■ Recorded data

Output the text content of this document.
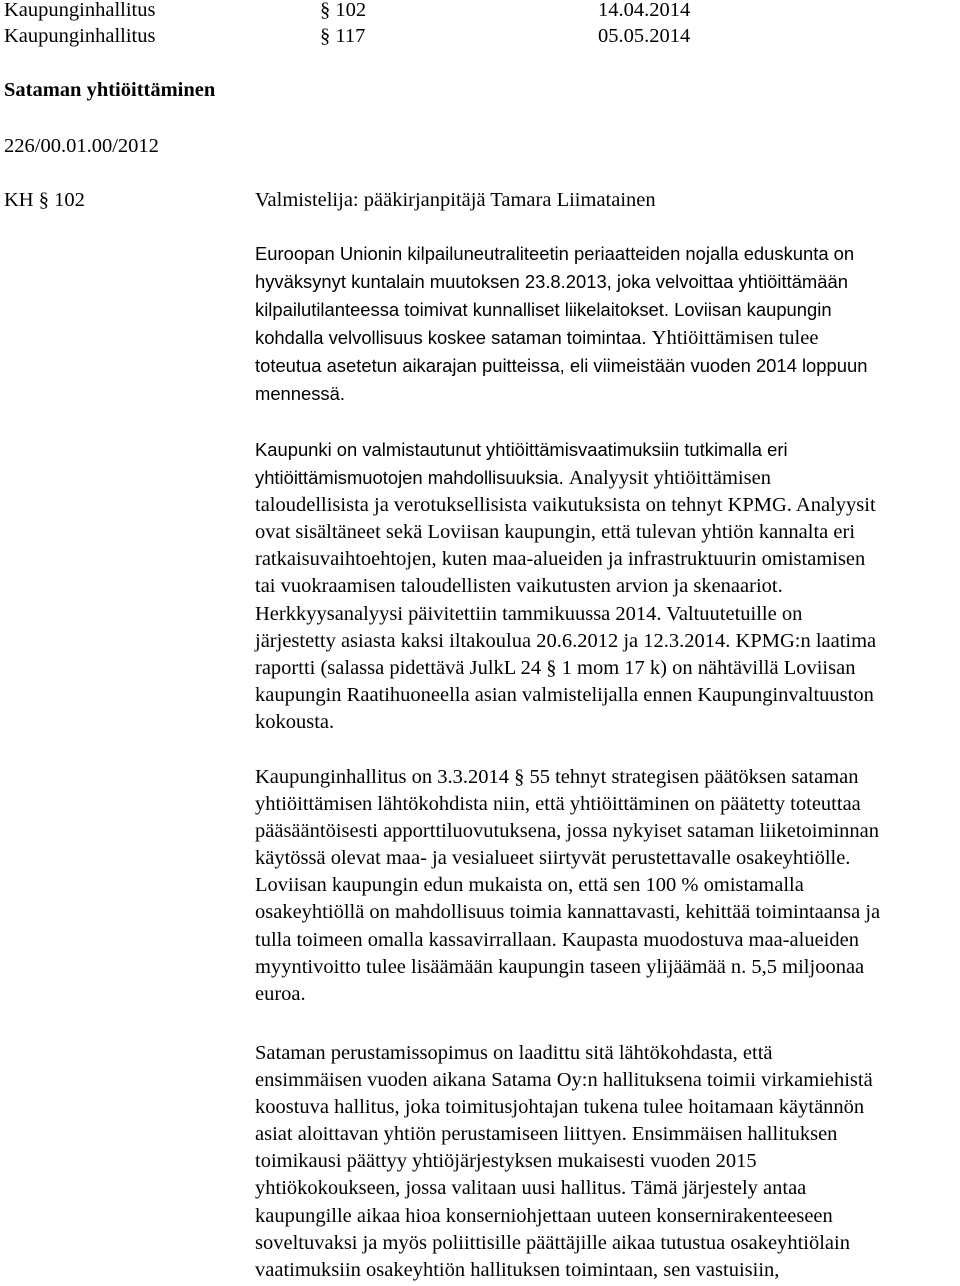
Kaupunginhallitus	§ 102	14.04.2014
Kaupunginhallitus	§ 117	05.05.2014
Sataman yhtiöittäminen
226/00.01.00/2012
KH § 102	Valmistelija: pääkirjanpitäjä Tamara Liimatainen
Euroopan Unionin kilpailuneutraliteetin periaatteiden nojalla eduskunta on
hyväksynyt kuntalain muutoksen 23.8.2013, joka velvoittaa yhtiöittämään
kilpailutilanteessa toimivat kunnalliset liikelaitokset. Loviisan kaupungin
kohdalla velvollisuus koskee sataman toimintaa. Yhtiöittämisen tulee
toteutua asetetun aikarajan puitteissa, eli viimeistään vuoden 2014 loppuun
mennessä.
Kaupunki on valmistautunut yhtiöittämisvaatimuksiin tutkimalla eri
yhtiöittämismuotojen mahdollisuuksia. Analyysit yhtiöittämisen
taloudellisista ja verotuksellisista vaikutuksista on tehnyt KPMG. Analyysit
ovat sisältäneet sekä Loviisan kaupungin, että tulevan yhtiön kannalta eri
ratkaisuvaihtoehtojen, kuten maa-alueiden ja infrastruktuurin omistamisen
tai vuokraamisen taloudellisten vaikutusten arvion ja skenaariot.
Herkkyysanalyysi päivitettiin tammikuussa 2014. Valtuutetuille on
järjestetty asiasta kaksi iltakoulua 20.6.2012 ja 12.3.2014. KPMG:n laatima
raportti (salassa pidettävä JulkL 24 § 1 mom 17 k) on nähtävillä Loviisan
kaupungin Raatihuoneella asian valmistelijalla ennen Kaupunginvaltuuston
kokousta.
Kaupunginhallitus on 3.3.2014 § 55 tehnyt strategisen päätöksen sataman
yhtiöittämisen lähtökohdista niin, että yhtiöittäminen on päätetty toteuttaa
pääsääntöisesti apporttiluovutuksena, jossa nykyiset sataman liiketoiminnan
käytössä olevat maa- ja vesialueet siirtyvät perustettavalle osakeyhtiölle.
Loviisan kaupungin edun mukaista on, että sen 100 % omistamalla
osakeyhtiöllä on mahdollisuus toimia kannattavasti, kehittää toimintaansa ja
tulla toimeen omalla kassavirrallaan. Kaupasta muodostuva maa-alueiden
myyntivoitto tulee lisäämään kaupungin taseen ylijäämää n. 5,5 miljoonaa
euroa.
Sataman perustamissopimus on laadittu sitä lähtökohdasta, että
ensimmäisen vuoden aikana Satama Oy:n hallituksena toimii virkamiehistä
koostuva hallitus, joka toimitusjohtajan tukena tulee hoitamaan käytännön
asiat aloittavan yhtiön perustamiseen liittyen. Ensimmäisen hallituksen
toimikausi päättyy yhtiöjärjestyksen mukaisesti vuoden 2015
yhtiökokoukseen, jossa valitaan uusi hallitus. Tämä järjestely antaa
kaupungille aikaa hioa konserniohjettaan uuteen konsernirakenteeseen
soveltuvaksi ja myös poliittisille päättäjille aikaa tutustua osakeyhtiölain
vaatimuksiin osakeyhtiön hallituksen toimintaan, sen vastuisiin,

■ What is required
Identify every line where the string "Kaupunginhallitus" appears.

■ Right answer
Kaupunginhallitus	§ 102	14.04.2014
Kaupunginhallitus	§ 117	05.05.2014
Kaupunginhallitus on 3.3.2014 § 55 tehnyt strategisen päätöksen sataman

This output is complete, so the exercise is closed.